Task prompt: Each record below should appear again exactly as written.

Records shown:
((

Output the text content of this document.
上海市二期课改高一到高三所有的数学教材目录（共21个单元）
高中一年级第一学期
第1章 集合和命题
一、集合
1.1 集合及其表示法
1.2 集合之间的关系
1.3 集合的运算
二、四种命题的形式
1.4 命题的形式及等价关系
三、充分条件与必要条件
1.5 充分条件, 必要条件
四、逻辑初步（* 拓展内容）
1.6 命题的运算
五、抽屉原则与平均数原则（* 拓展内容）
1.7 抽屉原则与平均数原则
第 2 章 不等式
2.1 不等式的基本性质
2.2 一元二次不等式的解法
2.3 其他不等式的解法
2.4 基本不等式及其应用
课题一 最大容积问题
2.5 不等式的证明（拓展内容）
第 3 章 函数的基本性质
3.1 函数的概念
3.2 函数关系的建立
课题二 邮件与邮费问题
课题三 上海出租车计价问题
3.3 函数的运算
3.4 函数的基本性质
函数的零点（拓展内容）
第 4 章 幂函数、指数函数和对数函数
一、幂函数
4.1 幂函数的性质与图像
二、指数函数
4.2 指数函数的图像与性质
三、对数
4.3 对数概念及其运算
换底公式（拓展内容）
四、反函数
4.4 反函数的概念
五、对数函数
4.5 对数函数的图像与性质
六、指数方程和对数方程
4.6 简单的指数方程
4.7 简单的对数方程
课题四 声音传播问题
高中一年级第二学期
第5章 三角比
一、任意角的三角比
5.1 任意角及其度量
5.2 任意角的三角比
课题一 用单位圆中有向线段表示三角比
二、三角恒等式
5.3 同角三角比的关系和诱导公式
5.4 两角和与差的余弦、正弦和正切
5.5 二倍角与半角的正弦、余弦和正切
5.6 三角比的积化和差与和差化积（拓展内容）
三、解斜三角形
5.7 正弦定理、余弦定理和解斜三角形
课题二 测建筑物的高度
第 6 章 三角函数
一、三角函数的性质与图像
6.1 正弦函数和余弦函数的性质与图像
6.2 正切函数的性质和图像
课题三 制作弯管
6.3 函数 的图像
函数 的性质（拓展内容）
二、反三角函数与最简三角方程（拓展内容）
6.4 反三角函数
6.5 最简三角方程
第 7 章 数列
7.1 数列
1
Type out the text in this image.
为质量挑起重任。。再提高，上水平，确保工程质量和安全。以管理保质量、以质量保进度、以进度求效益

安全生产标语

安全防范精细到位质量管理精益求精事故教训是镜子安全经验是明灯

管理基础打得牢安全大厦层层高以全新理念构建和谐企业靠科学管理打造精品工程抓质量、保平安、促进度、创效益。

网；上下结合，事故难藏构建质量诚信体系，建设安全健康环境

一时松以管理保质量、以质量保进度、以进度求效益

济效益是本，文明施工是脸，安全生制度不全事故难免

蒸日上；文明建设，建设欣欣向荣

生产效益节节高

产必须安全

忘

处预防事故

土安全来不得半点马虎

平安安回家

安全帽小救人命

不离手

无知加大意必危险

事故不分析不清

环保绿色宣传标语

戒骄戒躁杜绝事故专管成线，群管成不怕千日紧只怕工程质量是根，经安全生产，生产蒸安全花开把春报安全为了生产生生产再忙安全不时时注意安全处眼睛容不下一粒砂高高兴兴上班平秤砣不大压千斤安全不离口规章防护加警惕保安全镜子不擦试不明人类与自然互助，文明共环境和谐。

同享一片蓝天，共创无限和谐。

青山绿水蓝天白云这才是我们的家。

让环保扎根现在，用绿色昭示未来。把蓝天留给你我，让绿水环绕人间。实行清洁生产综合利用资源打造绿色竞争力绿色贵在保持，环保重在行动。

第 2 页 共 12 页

))

Answer for the task:
Output the text content of this document.
上海市二期课改高一到高三所有的数学教材目录（共21个单元）
高中一年级第一学期
第1章 集合和命题
一、集合
1.1 集合及其表示法
1.2 集合之间的关系
1.3 集合的运算
二、四种命题的形式
1.4 命题的形式及等价关系
三、充分条件与必要条件
1.5 充分条件, 必要条件
四、逻辑初步（* 拓展内容）
1.6 命题的运算
五、抽屉原则与平均数原则（* 拓展内容）
1.7 抽屉原则与平均数原则
第 2 章 不等式
2.1 不等式的基本性质
2.2 一元二次不等式的解法
2.3 其他不等式的解法
2.4 基本不等式及其应用
课题一 最大容积问题
2.5 不等式的证明（拓展内容）
第 3 章 函数的基本性质
3.1 函数的概念
3.2 函数关系的建立
课题二 邮件与邮费问题
课题三 上海出租车计价问题
3.3 函数的运算
3.4 函数的基本性质
函数的零点（拓展内容）
第 4 章 幂函数、指数函数和对数函数
一、幂函数
4.1 幂函数的性质与图像
二、指数函数
4.2 指数函数的图像与性质
三、对数
4.3 对数概念及其运算
换底公式（拓展内容）
四、反函数
4.4 反函数的概念
五、对数函数
4.5 对数函数的图像与性质
六、指数方程和对数方程
4.6 简单的指数方程
4.7 简单的对数方程
课题四 声音传播问题
高中一年级第二学期
第5章 三角比
一、任意角的三角比
5.1 任意角及其度量
5.2 任意角的三角比
课题一 用单位圆中有向线段表示三角比
二、三角恒等式
5.3 同角三角比的关系和诱导公式
5.4 两角和与差的余弦、正弦和正切
5.5 二倍角与半角的正弦、余弦和正切
5.6 三角比的积化和差与和差化积（拓展内容）
三、解斜三角形
5.7 正弦定理、余弦定理和解斜三角形
课题二 测建筑物的高度
第 6 章 三角函数
一、三角函数的性质与图像
6.1 正弦函数和余弦函数的性质与图像
6.2 正切函数的性质和图像
课题三 制作弯管
6.3 函数 的图像
函数 的性质（拓展内容）
二、反三角函数与最简三角方程（拓展内容）
6.4 反三角函数
6.5 最简三角方程
第 7 章 数列
7.1 数列
1
Type out the text in this image.
为质量挑起重任。。再提高，上水平，确保工程质量和安全。以管理保质量、以质量保进度、以进度求效益

安全生产标语

安全防范精细到位质量管理精益求精事故教训是镜子安全经验是明灯

管理基础打得牢安全大厦层层高以全新理念构建和谐企业靠科学管理打造精品工程抓质量、保平安、促进度、创效益。

网；上下结合，事故难藏构建质量诚信体系，建设安全健康环境

一时松以管理保质量、以质量保进度、以进度求效益

济效益是本，文明施工是脸，安全生制度不全事故难免

蒸日上；文明建设，建设欣欣向荣

生产效益节节高

产必须安全

忘

处预防事故

土安全来不得半点马虎

平安安回家

安全帽小救人命

不离手

无知加大意必危险

事故不分析不清

环保绿色宣传标语

戒骄戒躁杜绝事故专管成线，群管成不怕千日紧只怕工程质量是根，经安全生产，生产蒸安全花开把春报安全为了生产生生产再忙安全不时时注意安全处眼睛容不下一粒砂高高兴兴上班平秤砣不大压千斤安全不离口规章防护加警惕保安全镜子不擦试不明人类与自然互助，文明共环境和谐。

同享一片蓝天，共创无限和谐。

青山绿水蓝天白云这才是我们的家。

让环保扎根现在，用绿色昭示未来。把蓝天留给你我，让绿水环绕人间。实行清洁生产综合利用资源打造绿色竞争力绿色贵在保持，环保重在行动。

第 2 页 共 12 页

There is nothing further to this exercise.